Extracted records
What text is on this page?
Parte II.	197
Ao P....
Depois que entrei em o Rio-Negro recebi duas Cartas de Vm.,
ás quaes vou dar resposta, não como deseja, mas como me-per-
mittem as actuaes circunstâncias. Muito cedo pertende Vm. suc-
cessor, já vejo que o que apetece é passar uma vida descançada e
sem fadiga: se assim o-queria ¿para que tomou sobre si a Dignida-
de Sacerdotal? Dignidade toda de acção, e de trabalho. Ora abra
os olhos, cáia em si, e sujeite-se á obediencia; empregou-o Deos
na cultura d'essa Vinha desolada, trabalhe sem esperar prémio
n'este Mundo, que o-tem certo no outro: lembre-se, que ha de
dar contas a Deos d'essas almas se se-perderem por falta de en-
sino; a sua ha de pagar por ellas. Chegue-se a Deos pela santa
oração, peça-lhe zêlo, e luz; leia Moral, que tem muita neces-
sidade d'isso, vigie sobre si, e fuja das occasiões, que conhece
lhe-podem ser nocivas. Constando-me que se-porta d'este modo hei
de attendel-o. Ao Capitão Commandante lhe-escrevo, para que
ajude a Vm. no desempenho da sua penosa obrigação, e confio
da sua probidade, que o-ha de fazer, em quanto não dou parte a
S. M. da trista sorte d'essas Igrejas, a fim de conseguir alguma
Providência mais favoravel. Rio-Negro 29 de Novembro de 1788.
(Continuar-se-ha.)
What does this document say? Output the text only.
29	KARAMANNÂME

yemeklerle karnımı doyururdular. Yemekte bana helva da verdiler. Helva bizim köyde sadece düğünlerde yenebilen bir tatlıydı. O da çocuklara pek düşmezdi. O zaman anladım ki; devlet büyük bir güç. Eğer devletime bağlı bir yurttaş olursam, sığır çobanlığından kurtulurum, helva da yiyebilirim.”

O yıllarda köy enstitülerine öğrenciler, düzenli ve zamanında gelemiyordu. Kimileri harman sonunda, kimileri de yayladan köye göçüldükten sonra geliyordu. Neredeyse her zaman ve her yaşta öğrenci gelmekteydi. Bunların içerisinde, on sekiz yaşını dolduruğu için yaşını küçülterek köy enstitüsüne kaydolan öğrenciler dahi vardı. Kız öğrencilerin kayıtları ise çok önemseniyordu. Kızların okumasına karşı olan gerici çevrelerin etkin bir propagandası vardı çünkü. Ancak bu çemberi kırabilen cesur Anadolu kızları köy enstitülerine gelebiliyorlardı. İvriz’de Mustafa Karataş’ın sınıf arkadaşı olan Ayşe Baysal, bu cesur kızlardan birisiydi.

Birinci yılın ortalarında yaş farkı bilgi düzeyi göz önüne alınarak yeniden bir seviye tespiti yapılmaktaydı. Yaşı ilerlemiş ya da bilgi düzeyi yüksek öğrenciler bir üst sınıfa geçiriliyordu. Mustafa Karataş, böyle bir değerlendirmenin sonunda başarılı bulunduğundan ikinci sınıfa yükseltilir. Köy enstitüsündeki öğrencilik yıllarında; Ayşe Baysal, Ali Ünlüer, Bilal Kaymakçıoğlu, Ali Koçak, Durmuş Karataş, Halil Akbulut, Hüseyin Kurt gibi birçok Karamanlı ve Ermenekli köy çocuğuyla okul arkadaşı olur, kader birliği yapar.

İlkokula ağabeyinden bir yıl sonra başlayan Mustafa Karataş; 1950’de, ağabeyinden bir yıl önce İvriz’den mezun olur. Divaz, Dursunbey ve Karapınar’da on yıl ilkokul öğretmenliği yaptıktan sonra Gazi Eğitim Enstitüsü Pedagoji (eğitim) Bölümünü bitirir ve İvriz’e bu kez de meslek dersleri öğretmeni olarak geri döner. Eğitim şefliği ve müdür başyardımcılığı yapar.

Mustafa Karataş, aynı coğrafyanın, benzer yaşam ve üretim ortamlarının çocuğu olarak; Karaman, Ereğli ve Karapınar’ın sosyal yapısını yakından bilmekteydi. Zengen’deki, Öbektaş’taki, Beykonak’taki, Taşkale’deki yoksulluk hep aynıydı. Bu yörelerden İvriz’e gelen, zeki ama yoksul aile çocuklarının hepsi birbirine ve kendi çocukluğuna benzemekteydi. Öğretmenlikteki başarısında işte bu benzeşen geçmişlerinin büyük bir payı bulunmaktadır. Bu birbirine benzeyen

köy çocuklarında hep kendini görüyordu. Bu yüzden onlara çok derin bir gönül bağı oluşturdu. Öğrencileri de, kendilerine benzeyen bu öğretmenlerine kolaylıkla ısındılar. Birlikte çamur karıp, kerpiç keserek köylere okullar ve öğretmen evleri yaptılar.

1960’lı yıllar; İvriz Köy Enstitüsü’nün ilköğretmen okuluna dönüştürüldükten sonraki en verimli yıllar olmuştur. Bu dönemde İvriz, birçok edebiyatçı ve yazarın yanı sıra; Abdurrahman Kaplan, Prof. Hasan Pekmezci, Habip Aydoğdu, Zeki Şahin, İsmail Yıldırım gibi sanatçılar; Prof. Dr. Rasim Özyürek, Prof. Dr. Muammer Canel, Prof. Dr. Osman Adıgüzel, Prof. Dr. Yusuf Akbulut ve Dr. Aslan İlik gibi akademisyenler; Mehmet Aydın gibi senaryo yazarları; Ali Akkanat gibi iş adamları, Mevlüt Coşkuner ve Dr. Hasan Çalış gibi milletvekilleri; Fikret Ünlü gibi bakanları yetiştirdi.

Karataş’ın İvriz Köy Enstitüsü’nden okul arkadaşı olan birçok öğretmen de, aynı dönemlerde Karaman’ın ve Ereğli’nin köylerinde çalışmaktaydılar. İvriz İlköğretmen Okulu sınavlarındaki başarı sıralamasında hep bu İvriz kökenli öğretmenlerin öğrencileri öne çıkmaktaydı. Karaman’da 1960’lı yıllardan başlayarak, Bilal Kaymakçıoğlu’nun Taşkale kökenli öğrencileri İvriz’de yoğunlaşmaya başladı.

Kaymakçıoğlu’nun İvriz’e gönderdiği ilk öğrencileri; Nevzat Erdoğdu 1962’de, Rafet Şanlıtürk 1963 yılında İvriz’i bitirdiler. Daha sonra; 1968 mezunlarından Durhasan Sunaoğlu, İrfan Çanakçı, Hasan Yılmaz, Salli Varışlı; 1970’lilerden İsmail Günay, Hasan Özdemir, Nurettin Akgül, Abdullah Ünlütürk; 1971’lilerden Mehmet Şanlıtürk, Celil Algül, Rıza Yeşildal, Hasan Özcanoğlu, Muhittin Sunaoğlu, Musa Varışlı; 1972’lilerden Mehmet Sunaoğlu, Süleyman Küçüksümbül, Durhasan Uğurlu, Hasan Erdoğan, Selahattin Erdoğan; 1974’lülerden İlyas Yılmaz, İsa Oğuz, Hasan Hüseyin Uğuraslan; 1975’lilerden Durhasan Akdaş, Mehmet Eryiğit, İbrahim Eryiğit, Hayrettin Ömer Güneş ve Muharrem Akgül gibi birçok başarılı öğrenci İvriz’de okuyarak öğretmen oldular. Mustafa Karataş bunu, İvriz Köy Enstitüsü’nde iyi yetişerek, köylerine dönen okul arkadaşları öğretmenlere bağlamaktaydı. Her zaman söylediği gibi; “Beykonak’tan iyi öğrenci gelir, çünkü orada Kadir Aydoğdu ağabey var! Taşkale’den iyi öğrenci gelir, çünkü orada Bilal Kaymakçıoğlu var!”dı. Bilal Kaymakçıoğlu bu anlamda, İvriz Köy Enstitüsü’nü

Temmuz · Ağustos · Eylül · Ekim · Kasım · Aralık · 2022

▶ [STATED EXERCISE] Your task is to reproduce all of the records exactly.

▶ [THE REPLY]
What text is on this page?
Parte II.	197
Ao P....
Depois que entrei em o Rio-Negro recebi duas Cartas de Vm.,
ás quaes vou dar resposta, não como deseja, mas como me-per-
mittem as actuaes circunstâncias. Muito cedo pertende Vm. suc-
cessor, já vejo que o que apetece é passar uma vida descançada e
sem fadiga: se assim o-queria ¿para que tomou sobre si a Dignida-
de Sacerdotal? Dignidade toda de acção, e de trabalho. Ora abra
os olhos, cáia em si, e sujeite-se á obediencia; empregou-o Deos
na cultura d'essa Vinha desolada, trabalhe sem esperar prémio
n'este Mundo, que o-tem certo no outro: lembre-se, que ha de
dar contas a Deos d'essas almas se se-perderem por falta de en-
sino; a sua ha de pagar por ellas. Chegue-se a Deos pela santa
oração, peça-lhe zêlo, e luz; leia Moral, que tem muita neces-
sidade d'isso, vigie sobre si, e fuja das occasiões, que conhece
lhe-podem ser nocivas. Constando-me que se-porta d'este modo hei
de attendel-o. Ao Capitão Commandante lhe-escrevo, para que
ajude a Vm. no desempenho da sua penosa obrigação, e confio
da sua probidade, que o-ha de fazer, em quanto não dou parte a
S. M. da trista sorte d'essas Igrejas, a fim de conseguir alguma
Providência mais favoravel. Rio-Negro 29 de Novembro de 1788.
(Continuar-se-ha.)
What does this document say? Output the text only.
29	KARAMANNÂME

yemeklerle karnımı doyururdular. Yemekte bana helva da verdiler. Helva bizim köyde sadece düğünlerde yenebilen bir tatlıydı. O da çocuklara pek düşmezdi. O zaman anladım ki; devlet büyük bir güç. Eğer devletime bağlı bir yurttaş olursam, sığır çobanlığından kurtulurum, helva da yiyebilirim.”

O yıllarda köy enstitülerine öğrenciler, düzenli ve zamanında gelemiyordu. Kimileri harman sonunda, kimileri de yayladan köye göçüldükten sonra geliyordu. Neredeyse her zaman ve her yaşta öğrenci gelmekteydi. Bunların içerisinde, on sekiz yaşını dolduruğu için yaşını küçülterek köy enstitüsüne kaydolan öğrenciler dahi vardı. Kız öğrencilerin kayıtları ise çok önemseniyordu. Kızların okumasına karşı olan gerici çevrelerin etkin bir propagandası vardı çünkü. Ancak bu çemberi kırabilen cesur Anadolu kızları köy enstitülerine gelebiliyorlardı. İvriz’de Mustafa Karataş’ın sınıf arkadaşı olan Ayşe Baysal, bu cesur kızlardan birisiydi.

Birinci yılın ortalarında yaş farkı bilgi düzeyi göz önüne alınarak yeniden bir seviye tespiti yapılmaktaydı. Yaşı ilerlemiş ya da bilgi düzeyi yüksek öğrenciler bir üst sınıfa geçiriliyordu. Mustafa Karataş, böyle bir değerlendirmenin sonunda başarılı bulunduğundan ikinci sınıfa yükseltilir. Köy enstitüsündeki öğrencilik yıllarında; Ayşe Baysal, Ali Ünlüer, Bilal Kaymakçıoğlu, Ali Koçak, Durmuş Karataş, Halil Akbulut, Hüseyin Kurt gibi birçok Karamanlı ve Ermenekli köy çocuğuyla okul arkadaşı olur, kader birliği yapar.

İlkokula ağabeyinden bir yıl sonra başlayan Mustafa Karataş; 1950’de, ağabeyinden bir yıl önce İvriz’den mezun olur. Divaz, Dursunbey ve Karapınar’da on yıl ilkokul öğretmenliği yaptıktan sonra Gazi Eğitim Enstitüsü Pedagoji (eğitim) Bölümünü bitirir ve İvriz’e bu kez de meslek dersleri öğretmeni olarak geri döner. Eğitim şefliği ve müdür başyardımcılığı yapar.

Mustafa Karataş, aynı coğrafyanın, benzer yaşam ve üretim ortamlarının çocuğu olarak; Karaman, Ereğli ve Karapınar’ın sosyal yapısını yakından bilmekteydi. Zengen’deki, Öbektaş’taki, Beykonak’taki, Taşkale’deki yoksulluk hep aynıydı. Bu yörelerden İvriz’e gelen, zeki ama yoksul aile çocuklarının hepsi birbirine ve kendi çocukluğuna benzemekteydi. Öğretmenlikteki başarısında işte bu benzeşen geçmişlerinin büyük bir payı bulunmaktadır. Bu birbirine benzeyen

köy çocuklarında hep kendini görüyordu. Bu yüzden onlara çok derin bir gönül bağı oluşturdu. Öğrencileri de, kendilerine benzeyen bu öğretmenlerine kolaylıkla ısındılar. Birlikte çamur karıp, kerpiç keserek köylere okullar ve öğretmen evleri yaptılar.

1960’lı yıllar; İvriz Köy Enstitüsü’nün ilköğretmen okuluna dönüştürüldükten sonraki en verimli yıllar olmuştur. Bu dönemde İvriz, birçok edebiyatçı ve yazarın yanı sıra; Abdurrahman Kaplan, Prof. Hasan Pekmezci, Habip Aydoğdu, Zeki Şahin, İsmail Yıldırım gibi sanatçılar; Prof. Dr. Rasim Özyürek, Prof. Dr. Muammer Canel, Prof. Dr. Osman Adıgüzel, Prof. Dr. Yusuf Akbulut ve Dr. Aslan İlik gibi akademisyenler; Mehmet Aydın gibi senaryo yazarları; Ali Akkanat gibi iş adamları, Mevlüt Coşkuner ve Dr. Hasan Çalış gibi milletvekilleri; Fikret Ünlü gibi bakanları yetiştirdi.

Karataş’ın İvriz Köy Enstitüsü’nden okul arkadaşı olan birçok öğretmen de, aynı dönemlerde Karaman’ın ve Ereğli’nin köylerinde çalışmaktaydılar. İvriz İlköğretmen Okulu sınavlarındaki başarı sıralamasında hep bu İvriz kökenli öğretmenlerin öğrencileri öne çıkmaktaydı. Karaman’da 1960’lı yıllardan başlayarak, Bilal Kaymakçıoğlu’nun Taşkale kökenli öğrencileri İvriz’de yoğunlaşmaya başladı.

Kaymakçıoğlu’nun İvriz’e gönderdiği ilk öğrencileri; Nevzat Erdoğdu 1962’de, Rafet Şanlıtürk 1963 yılında İvriz’i bitirdiler. Daha sonra; 1968 mezunlarından Durhasan Sunaoğlu, İrfan Çanakçı, Hasan Yılmaz, Salli Varışlı; 1970’lilerden İsmail Günay, Hasan Özdemir, Nurettin Akgül, Abdullah Ünlütürk; 1971’lilerden Mehmet Şanlıtürk, Celil Algül, Rıza Yeşildal, Hasan Özcanoğlu, Muhittin Sunaoğlu, Musa Varışlı; 1972’lilerden Mehmet Sunaoğlu, Süleyman Küçüksümbül, Durhasan Uğurlu, Hasan Erdoğan, Selahattin Erdoğan; 1974’lülerden İlyas Yılmaz, İsa Oğuz, Hasan Hüseyin Uğuraslan; 1975’lilerden Durhasan Akdaş, Mehmet Eryiğit, İbrahim Eryiğit, Hayrettin Ömer Güneş ve Muharrem Akgül gibi birçok başarılı öğrenci İvriz’de okuyarak öğretmen oldular. Mustafa Karataş bunu, İvriz Köy Enstitüsü’nde iyi yetişerek, köylerine dönen okul arkadaşları öğretmenlere bağlamaktaydı. Her zaman söylediği gibi; “Beykonak’tan iyi öğrenci gelir, çünkü orada Kadir Aydoğdu ağabey var! Taşkale’den iyi öğrenci gelir, çünkü orada Bilal Kaymakçıoğlu var!”dı. Bilal Kaymakçıoğlu bu anlamda, İvriz Köy Enstitüsü’nü

Temmuz · Ağustos · Eylül · Ekim · Kasım · Aralık · 2022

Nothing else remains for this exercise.